DATA PROVIDED:
-- START --

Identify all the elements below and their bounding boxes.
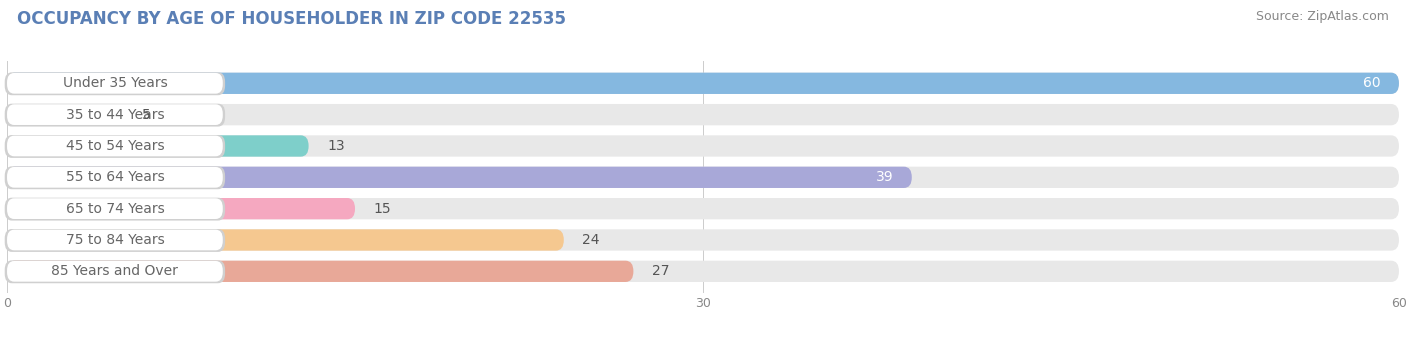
FancyBboxPatch shape xyxy=(7,136,222,156)
Text: 13: 13 xyxy=(328,139,344,153)
FancyBboxPatch shape xyxy=(7,198,354,219)
Text: 65 to 74 Years: 65 to 74 Years xyxy=(66,202,165,216)
FancyBboxPatch shape xyxy=(7,261,222,282)
Text: 24: 24 xyxy=(582,233,600,247)
Text: Under 35 Years: Under 35 Years xyxy=(62,76,167,90)
FancyBboxPatch shape xyxy=(7,167,1399,188)
Text: 85 Years and Over: 85 Years and Over xyxy=(52,264,179,278)
Text: 45 to 54 Years: 45 to 54 Years xyxy=(66,139,165,153)
FancyBboxPatch shape xyxy=(4,166,225,189)
FancyBboxPatch shape xyxy=(7,104,1399,125)
Text: 75 to 84 Years: 75 to 84 Years xyxy=(66,233,165,247)
Text: 27: 27 xyxy=(652,264,669,278)
FancyBboxPatch shape xyxy=(4,72,225,95)
FancyBboxPatch shape xyxy=(4,229,225,252)
FancyBboxPatch shape xyxy=(7,73,1399,94)
FancyBboxPatch shape xyxy=(7,229,222,250)
Text: OCCUPANCY BY AGE OF HOUSEHOLDER IN ZIP CODE 22535: OCCUPANCY BY AGE OF HOUSEHOLDER IN ZIP C… xyxy=(17,10,565,28)
FancyBboxPatch shape xyxy=(7,73,1399,94)
FancyBboxPatch shape xyxy=(4,135,225,158)
FancyBboxPatch shape xyxy=(7,167,912,188)
FancyBboxPatch shape xyxy=(7,73,222,94)
Text: Source: ZipAtlas.com: Source: ZipAtlas.com xyxy=(1256,10,1389,23)
FancyBboxPatch shape xyxy=(7,135,1399,157)
Text: 55 to 64 Years: 55 to 64 Years xyxy=(66,170,165,184)
FancyBboxPatch shape xyxy=(7,198,1399,219)
FancyBboxPatch shape xyxy=(7,229,564,251)
Text: 15: 15 xyxy=(374,202,391,216)
Text: 60: 60 xyxy=(1362,76,1381,90)
FancyBboxPatch shape xyxy=(7,198,222,219)
FancyBboxPatch shape xyxy=(7,135,309,157)
FancyBboxPatch shape xyxy=(4,198,225,221)
FancyBboxPatch shape xyxy=(7,104,124,125)
FancyBboxPatch shape xyxy=(7,261,633,282)
FancyBboxPatch shape xyxy=(7,104,222,125)
Text: 39: 39 xyxy=(876,170,893,184)
Text: 35 to 44 Years: 35 to 44 Years xyxy=(66,108,165,122)
Text: 5: 5 xyxy=(142,108,150,122)
FancyBboxPatch shape xyxy=(7,167,222,188)
FancyBboxPatch shape xyxy=(7,261,1399,282)
FancyBboxPatch shape xyxy=(4,104,225,127)
FancyBboxPatch shape xyxy=(7,229,1399,251)
FancyBboxPatch shape xyxy=(4,261,225,283)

-- END --

PROMPT: Return the lines of the data above from the line with "FancyBboxPatch shape xyxy=(7,136,222,156)" up to and including the line with "FancyBboxPatch shape xyxy=(7,198,1399,219)", copying each one unchanged.

RESULT FOR THIS TASK:
FancyBboxPatch shape xyxy=(7,136,222,156)
Text: 13: 13 xyxy=(328,139,344,153)
FancyBboxPatch shape xyxy=(7,198,354,219)
Text: 65 to 74 Years: 65 to 74 Years xyxy=(66,202,165,216)
FancyBboxPatch shape xyxy=(7,261,222,282)
Text: 24: 24 xyxy=(582,233,600,247)
Text: Under 35 Years: Under 35 Years xyxy=(62,76,167,90)
FancyBboxPatch shape xyxy=(7,167,1399,188)
Text: 85 Years and Over: 85 Years and Over xyxy=(52,264,179,278)
Text: 45 to 54 Years: 45 to 54 Years xyxy=(66,139,165,153)
FancyBboxPatch shape xyxy=(4,166,225,189)
FancyBboxPatch shape xyxy=(7,104,1399,125)
Text: 75 to 84 Years: 75 to 84 Years xyxy=(66,233,165,247)
Text: 27: 27 xyxy=(652,264,669,278)
FancyBboxPatch shape xyxy=(4,72,225,95)
FancyBboxPatch shape xyxy=(4,229,225,252)
FancyBboxPatch shape xyxy=(7,73,1399,94)
FancyBboxPatch shape xyxy=(7,229,222,250)
Text: OCCUPANCY BY AGE OF HOUSEHOLDER IN ZIP CODE 22535: OCCUPANCY BY AGE OF HOUSEHOLDER IN ZIP C… xyxy=(17,10,565,28)
FancyBboxPatch shape xyxy=(7,73,1399,94)
FancyBboxPatch shape xyxy=(4,135,225,158)
FancyBboxPatch shape xyxy=(7,167,912,188)
FancyBboxPatch shape xyxy=(7,73,222,94)
Text: Source: ZipAtlas.com: Source: ZipAtlas.com xyxy=(1256,10,1389,23)
FancyBboxPatch shape xyxy=(7,135,1399,157)
Text: 55 to 64 Years: 55 to 64 Years xyxy=(66,170,165,184)
FancyBboxPatch shape xyxy=(7,198,1399,219)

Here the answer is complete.